◆ Chart and figure data ◆
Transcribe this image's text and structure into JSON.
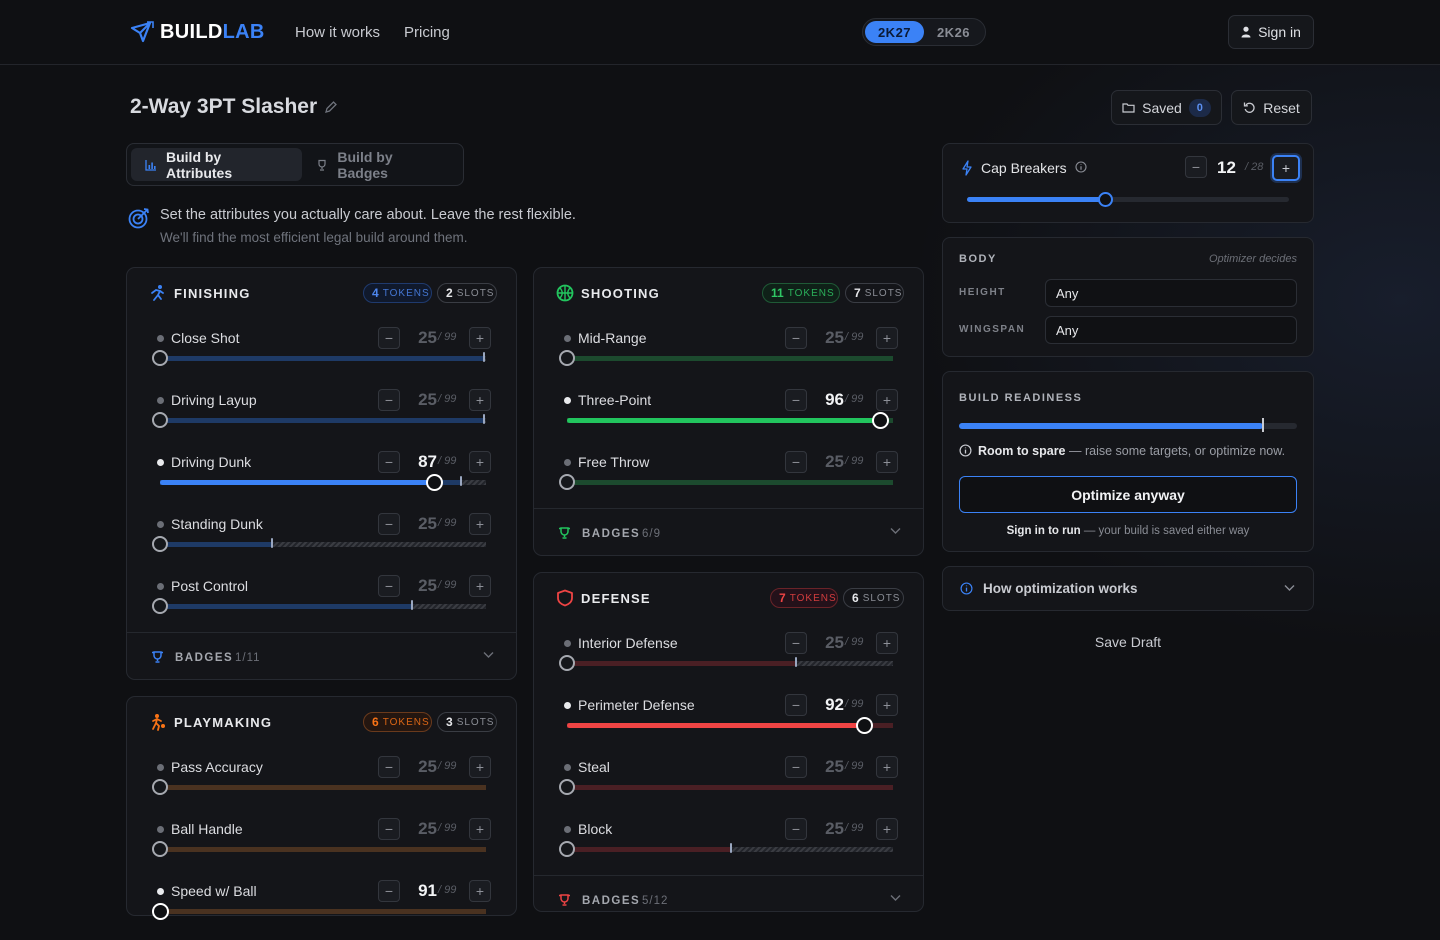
{
  "brand": {
    "word1": "BUILD",
    "word2": "LAB"
  },
  "nav": {
    "how": "How it works",
    "pricing": "Pricing",
    "signin": "Sign in"
  },
  "versions": [
    "2K27",
    "2K26"
  ],
  "build": {
    "title": "2-Way 3PT Slasher",
    "saved_label": "Saved",
    "saved_count": "0",
    "reset_label": "Reset"
  },
  "modes": {
    "attributes": "Build by Attributes",
    "badges": "Build by Badges"
  },
  "intro": {
    "line1": "Set the attributes you actually care about. Leave the rest flexible.",
    "line2": "We'll find the most efficient legal build around them."
  },
  "max_label": "/ 99",
  "tokens_label": "TOKENS",
  "slots_label": "SLOTS",
  "badges_label": "BADGES",
  "categories": [
    {
      "title": "FINISHING",
      "tokens": "4",
      "slots": "2",
      "badges": "1/11",
      "accent": "#3b82f6",
      "track": "#1e3a66",
      "attrs": [
        {
          "name": "Close Shot",
          "value": "25",
          "pct": 0.99,
          "hot": false
        },
        {
          "name": "Driving Layup",
          "value": "25",
          "pct": 0.99,
          "hot": false
        },
        {
          "name": "Driving Dunk",
          "value": "87",
          "pct": 0.92,
          "hot": true,
          "fill": 0.84
        },
        {
          "name": "Standing Dunk",
          "value": "25",
          "pct": 0.34,
          "hot": false
        },
        {
          "name": "Post Control",
          "value": "25",
          "pct": 0.77,
          "hot": false
        }
      ]
    },
    {
      "title": "SHOOTING",
      "tokens": "11",
      "slots": "7",
      "badges": "6/9",
      "accent": "#22c55e",
      "track": "#1c4a2e",
      "attrs": [
        {
          "name": "Mid-Range",
          "value": "25",
          "pct": 1,
          "hot": false
        },
        {
          "name": "Three-Point",
          "value": "96",
          "pct": 1,
          "hot": true,
          "fill": 0.96
        },
        {
          "name": "Free Throw",
          "value": "25",
          "pct": 1,
          "hot": false
        }
      ]
    },
    {
      "title": "DEFENSE",
      "tokens": "7",
      "slots": "6",
      "badges": "5/12",
      "accent": "#ef4444",
      "track": "#4a1f24",
      "attrs": [
        {
          "name": "Interior Defense",
          "value": "25",
          "pct": 0.7,
          "hot": false
        },
        {
          "name": "Perimeter Defense",
          "value": "92",
          "pct": 1,
          "hot": true,
          "fill": 0.91
        },
        {
          "name": "Steal",
          "value": "25",
          "pct": 1,
          "hot": false
        },
        {
          "name": "Block",
          "value": "25",
          "pct": 0.5,
          "hot": false
        }
      ]
    },
    {
      "title": "PLAYMAKING",
      "tokens": "6",
      "slots": "3",
      "accent": "#f97316",
      "track": "#4a3220",
      "attrs": [
        {
          "name": "Pass Accuracy",
          "value": "25",
          "pct": 1,
          "hot": false
        },
        {
          "name": "Ball Handle",
          "value": "25",
          "pct": 1,
          "hot": false
        },
        {
          "name": "Speed w/ Ball",
          "value": "91",
          "pct": 1,
          "hot": true
        }
      ]
    }
  ],
  "cap": {
    "label": "Cap Breakers",
    "value": "12",
    "max": "/ 28",
    "fill": 0.43
  },
  "body": {
    "title": "BODY",
    "hint": "Optimizer decides",
    "height_label": "HEIGHT",
    "height": "Any",
    "wingspan_label": "WINGSPAN",
    "wingspan": "Any"
  },
  "readiness": {
    "title": "BUILD READINESS",
    "fill": 0.9,
    "bold": "Room to spare",
    "rest": " — raise some targets, or optimize now.",
    "button": "Optimize anyway",
    "signin_bold": "Sign in to run",
    "signin_rest": " — your build is saved either way"
  },
  "how_opt": "How optimization works",
  "save_draft": "Save Draft"
}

◆ SHORT PROBLEM ◆
Images must not appear in the copy; reproduce everything else in the records verbatim.

◆ EXERCISE RESPONSE ◆
Transcribe this image's text and structure into JSON.
{
  "brand": {
    "word1": "BUILD",
    "word2": "LAB"
  },
  "nav": {
    "how": "How it works",
    "pricing": "Pricing",
    "signin": "Sign in"
  },
  "versions": [
    "2K27",
    "2K26"
  ],
  "build": {
    "title": "2-Way 3PT Slasher",
    "saved_label": "Saved",
    "saved_count": "0",
    "reset_label": "Reset"
  },
  "modes": {
    "attributes": "Build by Attributes",
    "badges": "Build by Badges"
  },
  "intro": {
    "line1": "Set the attributes you actually care about. Leave the rest flexible.",
    "line2": "We'll find the most efficient legal build around them."
  },
  "max_label": "/ 99",
  "tokens_label": "TOKENS",
  "slots_label": "SLOTS",
  "badges_label": "BADGES",
  "categories": [
    {
      "title": "FINISHING",
      "tokens": "4",
      "slots": "2",
      "badges": "1/11",
      "accent": "#3b82f6",
      "track": "#1e3a66",
      "attrs": [
        {
          "name": "Close Shot",
          "value": "25",
          "pct": 0.99,
          "hot": false
        },
        {
          "name": "Driving Layup",
          "value": "25",
          "pct": 0.99,
          "hot": false
        },
        {
          "name": "Driving Dunk",
          "value": "87",
          "pct": 0.92,
          "hot": true,
          "fill": 0.84
        },
        {
          "name": "Standing Dunk",
          "value": "25",
          "pct": 0.34,
          "hot": false
        },
        {
          "name": "Post Control",
          "value": "25",
          "pct": 0.77,
          "hot": false
        }
      ]
    },
    {
      "title": "SHOOTING",
      "tokens": "11",
      "slots": "7",
      "badges": "6/9",
      "accent": "#22c55e",
      "track": "#1c4a2e",
      "attrs": [
        {
          "name": "Mid-Range",
          "value": "25",
          "pct": 1,
          "hot": false
        },
        {
          "name": "Three-Point",
          "value": "96",
          "pct": 1,
          "hot": true,
          "fill": 0.96
        },
        {
          "name": "Free Throw",
          "value": "25",
          "pct": 1,
          "hot": false
        }
      ]
    },
    {
      "title": "DEFENSE",
      "tokens": "7",
      "slots": "6",
      "badges": "5/12",
      "accent": "#ef4444",
      "track": "#4a1f24",
      "attrs": [
        {
          "name": "Interior Defense",
          "value": "25",
          "pct": 0.7,
          "hot": false
        },
        {
          "name": "Perimeter Defense",
          "value": "92",
          "pct": 1,
          "hot": true,
          "fill": 0.91
        },
        {
          "name": "Steal",
          "value": "25",
          "pct": 1,
          "hot": false
        },
        {
          "name": "Block",
          "value": "25",
          "pct": 0.5,
          "hot": false
        }
      ]
    },
    {
      "title": "PLAYMAKING",
      "tokens": "6",
      "slots": "3",
      "accent": "#f97316",
      "track": "#4a3220",
      "attrs": [
        {
          "name": "Pass Accuracy",
          "value": "25",
          "pct": 1,
          "hot": false
        },
        {
          "name": "Ball Handle",
          "value": "25",
          "pct": 1,
          "hot": false
        },
        {
          "name": "Speed w/ Ball",
          "value": "91",
          "pct": 1,
          "hot": true
        }
      ]
    }
  ],
  "cap": {
    "label": "Cap Breakers",
    "value": "12",
    "max": "/ 28",
    "fill": 0.43
  },
  "body": {
    "title": "BODY",
    "hint": "Optimizer decides",
    "height_label": "HEIGHT",
    "height": "Any",
    "wingspan_label": "WINGSPAN",
    "wingspan": "Any"
  },
  "readiness": {
    "title": "BUILD READINESS",
    "fill": 0.9,
    "bold": "Room to spare",
    "rest": " — raise some targets, or optimize now.",
    "button": "Optimize anyway",
    "signin_bold": "Sign in to run",
    "signin_rest": " — your build is saved either way"
  },
  "how_opt": "How optimization works",
  "save_draft": "Save Draft"
}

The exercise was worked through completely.